- [REQUIRED TASK]: Work out how many lines of the listing hold "node", then state only that count.

— START OF GIVEN RECORDS —

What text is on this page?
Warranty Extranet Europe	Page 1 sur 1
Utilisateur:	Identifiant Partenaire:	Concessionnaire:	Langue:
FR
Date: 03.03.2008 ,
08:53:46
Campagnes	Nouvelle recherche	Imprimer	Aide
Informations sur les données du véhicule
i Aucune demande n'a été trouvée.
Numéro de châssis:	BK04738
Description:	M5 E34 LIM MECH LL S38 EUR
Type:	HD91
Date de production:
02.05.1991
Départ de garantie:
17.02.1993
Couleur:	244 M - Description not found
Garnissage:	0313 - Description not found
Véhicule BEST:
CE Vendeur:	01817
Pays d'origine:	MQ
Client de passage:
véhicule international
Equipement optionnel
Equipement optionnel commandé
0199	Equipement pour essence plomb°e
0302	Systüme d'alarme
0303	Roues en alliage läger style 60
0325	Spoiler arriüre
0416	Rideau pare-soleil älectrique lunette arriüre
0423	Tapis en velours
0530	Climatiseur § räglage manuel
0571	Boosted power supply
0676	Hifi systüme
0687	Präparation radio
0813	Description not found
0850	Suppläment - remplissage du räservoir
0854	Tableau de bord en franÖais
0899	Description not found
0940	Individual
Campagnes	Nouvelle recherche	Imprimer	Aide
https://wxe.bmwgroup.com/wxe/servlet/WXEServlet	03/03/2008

— END OF GIVEN RECORDS —
— START OF GIVEN RECORDS —

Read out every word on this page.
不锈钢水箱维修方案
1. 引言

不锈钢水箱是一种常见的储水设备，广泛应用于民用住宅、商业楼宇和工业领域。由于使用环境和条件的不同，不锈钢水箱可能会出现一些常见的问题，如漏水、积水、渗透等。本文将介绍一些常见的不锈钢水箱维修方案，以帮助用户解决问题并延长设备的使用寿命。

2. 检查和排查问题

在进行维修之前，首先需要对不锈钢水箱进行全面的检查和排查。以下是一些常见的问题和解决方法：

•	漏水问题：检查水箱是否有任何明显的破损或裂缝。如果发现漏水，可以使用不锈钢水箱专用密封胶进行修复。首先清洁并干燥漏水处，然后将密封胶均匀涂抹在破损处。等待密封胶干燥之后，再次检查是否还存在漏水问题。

— END OF GIVEN RECORDS —
— START OF GIVEN RECORDS —

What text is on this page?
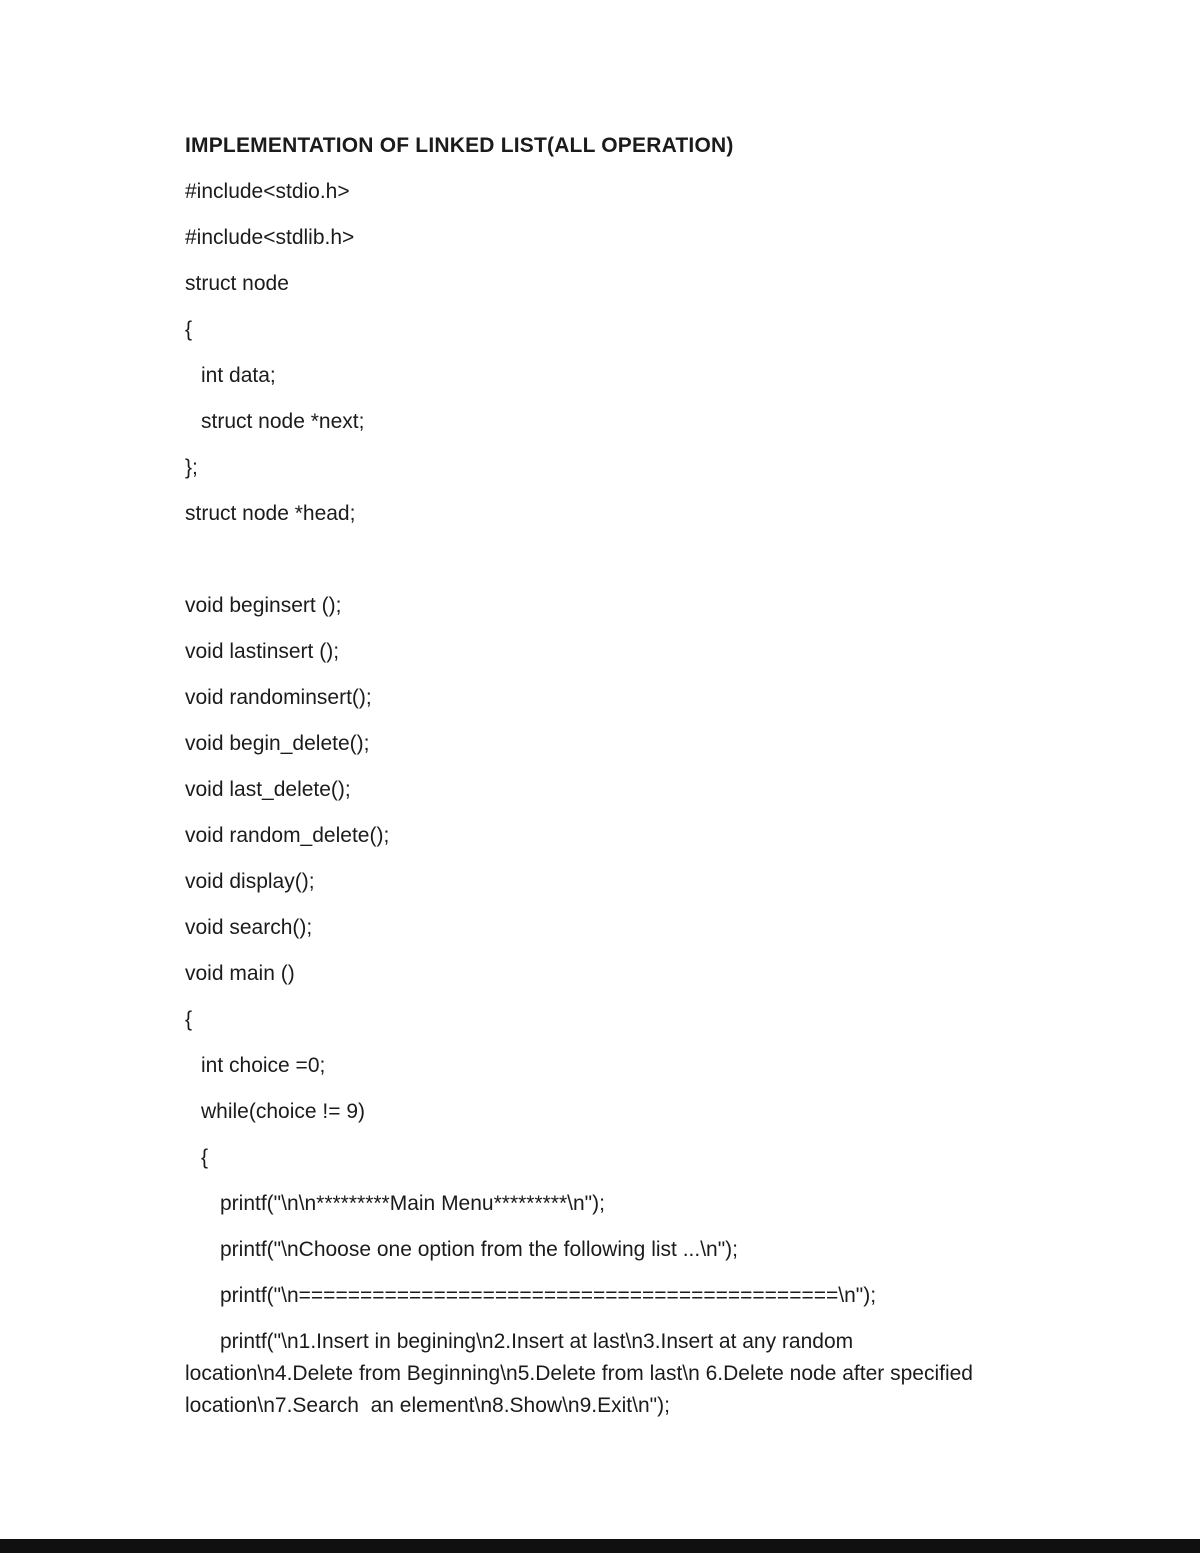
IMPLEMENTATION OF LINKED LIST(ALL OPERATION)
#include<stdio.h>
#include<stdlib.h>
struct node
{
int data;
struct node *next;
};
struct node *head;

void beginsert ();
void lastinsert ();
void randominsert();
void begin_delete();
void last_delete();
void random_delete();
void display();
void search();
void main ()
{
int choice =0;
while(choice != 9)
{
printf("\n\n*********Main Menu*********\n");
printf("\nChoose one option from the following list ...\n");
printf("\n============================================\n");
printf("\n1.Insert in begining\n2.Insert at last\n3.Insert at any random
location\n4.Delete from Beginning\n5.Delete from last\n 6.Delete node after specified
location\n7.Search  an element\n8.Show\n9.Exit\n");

— END OF GIVEN RECORDS —

- [COMPLETED TASK]: 4